● **Exercise goal**: Copy all the material below, exactly as it stands.

BEGIN Source records

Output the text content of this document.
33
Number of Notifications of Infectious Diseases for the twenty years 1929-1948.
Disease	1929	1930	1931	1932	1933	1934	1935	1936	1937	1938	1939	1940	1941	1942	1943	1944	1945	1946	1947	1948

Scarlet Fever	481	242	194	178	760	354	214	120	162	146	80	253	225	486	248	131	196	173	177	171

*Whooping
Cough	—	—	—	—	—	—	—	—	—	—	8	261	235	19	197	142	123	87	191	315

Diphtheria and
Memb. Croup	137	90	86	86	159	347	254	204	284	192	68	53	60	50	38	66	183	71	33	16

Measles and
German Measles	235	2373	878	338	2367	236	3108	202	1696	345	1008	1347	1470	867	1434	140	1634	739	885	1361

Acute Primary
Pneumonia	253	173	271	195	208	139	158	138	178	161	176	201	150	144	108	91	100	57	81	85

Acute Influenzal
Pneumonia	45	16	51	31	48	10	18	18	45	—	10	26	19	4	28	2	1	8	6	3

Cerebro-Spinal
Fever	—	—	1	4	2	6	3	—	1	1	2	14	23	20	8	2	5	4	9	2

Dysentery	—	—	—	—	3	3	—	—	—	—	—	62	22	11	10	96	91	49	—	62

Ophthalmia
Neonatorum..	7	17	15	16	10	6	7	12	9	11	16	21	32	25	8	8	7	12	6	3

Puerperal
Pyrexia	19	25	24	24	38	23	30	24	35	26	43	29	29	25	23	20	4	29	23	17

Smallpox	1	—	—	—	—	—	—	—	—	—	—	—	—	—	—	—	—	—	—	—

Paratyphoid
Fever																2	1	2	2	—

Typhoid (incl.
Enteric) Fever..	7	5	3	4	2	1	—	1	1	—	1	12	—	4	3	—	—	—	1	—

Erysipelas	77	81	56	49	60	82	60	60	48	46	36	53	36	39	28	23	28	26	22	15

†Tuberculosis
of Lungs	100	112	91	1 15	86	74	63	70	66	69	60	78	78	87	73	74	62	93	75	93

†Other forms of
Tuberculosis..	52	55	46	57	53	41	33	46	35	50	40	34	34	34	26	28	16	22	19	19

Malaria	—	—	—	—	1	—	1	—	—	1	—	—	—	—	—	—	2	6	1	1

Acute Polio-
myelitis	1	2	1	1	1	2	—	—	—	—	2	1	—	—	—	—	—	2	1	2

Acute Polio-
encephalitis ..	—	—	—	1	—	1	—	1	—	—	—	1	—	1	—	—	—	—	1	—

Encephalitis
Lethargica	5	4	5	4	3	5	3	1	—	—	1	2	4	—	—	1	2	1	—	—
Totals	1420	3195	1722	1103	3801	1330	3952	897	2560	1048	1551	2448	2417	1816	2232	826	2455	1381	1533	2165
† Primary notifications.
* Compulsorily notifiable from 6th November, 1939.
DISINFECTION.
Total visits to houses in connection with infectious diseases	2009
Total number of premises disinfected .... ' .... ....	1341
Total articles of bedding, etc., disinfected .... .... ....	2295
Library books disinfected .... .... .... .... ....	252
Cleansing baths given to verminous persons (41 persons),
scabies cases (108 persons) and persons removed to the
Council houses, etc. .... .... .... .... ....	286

END Source records

● **Expected answer**:
Output the text content of this document.
33
Number of Notifications of Infectious Diseases for the twenty years 1929-1948.
Disease	1929	1930	1931	1932	1933	1934	1935	1936	1937	1938	1939	1940	1941	1942	1943	1944	1945	1946	1947	1948

Scarlet Fever	481	242	194	178	760	354	214	120	162	146	80	253	225	486	248	131	196	173	177	171

*Whooping
Cough	—	—	—	—	—	—	—	—	—	—	8	261	235	19	197	142	123	87	191	315

Diphtheria and
Memb. Croup	137	90	86	86	159	347	254	204	284	192	68	53	60	50	38	66	183	71	33	16

Measles and
German Measles	235	2373	878	338	2367	236	3108	202	1696	345	1008	1347	1470	867	1434	140	1634	739	885	1361

Acute Primary
Pneumonia	253	173	271	195	208	139	158	138	178	161	176	201	150	144	108	91	100	57	81	85

Acute Influenzal
Pneumonia	45	16	51	31	48	10	18	18	45	—	10	26	19	4	28	2	1	8	6	3

Cerebro-Spinal
Fever	—	—	1	4	2	6	3	—	1	1	2	14	23	20	8	2	5	4	9	2

Dysentery	—	—	—	—	3	3	—	—	—	—	—	62	22	11	10	96	91	49	—	62

Ophthalmia
Neonatorum..	7	17	15	16	10	6	7	12	9	11	16	21	32	25	8	8	7	12	6	3

Puerperal
Pyrexia	19	25	24	24	38	23	30	24	35	26	43	29	29	25	23	20	4	29	23	17

Smallpox	1	—	—	—	—	—	—	—	—	—	—	—	—	—	—	—	—	—	—	—

Paratyphoid
Fever																2	1	2	2	—

Typhoid (incl.
Enteric) Fever..	7	5	3	4	2	1	—	1	1	—	1	12	—	4	3	—	—	—	1	—

Erysipelas	77	81	56	49	60	82	60	60	48	46	36	53	36	39	28	23	28	26	22	15

†Tuberculosis
of Lungs	100	112	91	1 15	86	74	63	70	66	69	60	78	78	87	73	74	62	93	75	93

†Other forms of
Tuberculosis..	52	55	46	57	53	41	33	46	35	50	40	34	34	34	26	28	16	22	19	19

Malaria	—	—	—	—	1	—	1	—	—	1	—	—	—	—	—	—	2	6	1	1

Acute Polio-
myelitis	1	2	1	1	1	2	—	—	—	—	2	1	—	—	—	—	—	2	1	2

Acute Polio-
encephalitis ..	—	—	—	1	—	1	—	1	—	—	—	1	—	1	—	—	—	—	1	—

Encephalitis
Lethargica	5	4	5	4	3	5	3	1	—	—	1	2	4	—	—	1	2	1	—	—
Totals	1420	3195	1722	1103	3801	1330	3952	897	2560	1048	1551	2448	2417	1816	2232	826	2455	1381	1533	2165
† Primary notifications.
* Compulsorily notifiable from 6th November, 1939.
DISINFECTION.
Total visits to houses in connection with infectious diseases	2009
Total number of premises disinfected .... ' .... ....	1341
Total articles of bedding, etc., disinfected .... .... ....	2295
Library books disinfected .... .... .... .... ....	252
Cleansing baths given to verminous persons (41 persons),
scabies cases (108 persons) and persons removed to the
Council houses, etc. .... .... .... .... ....	286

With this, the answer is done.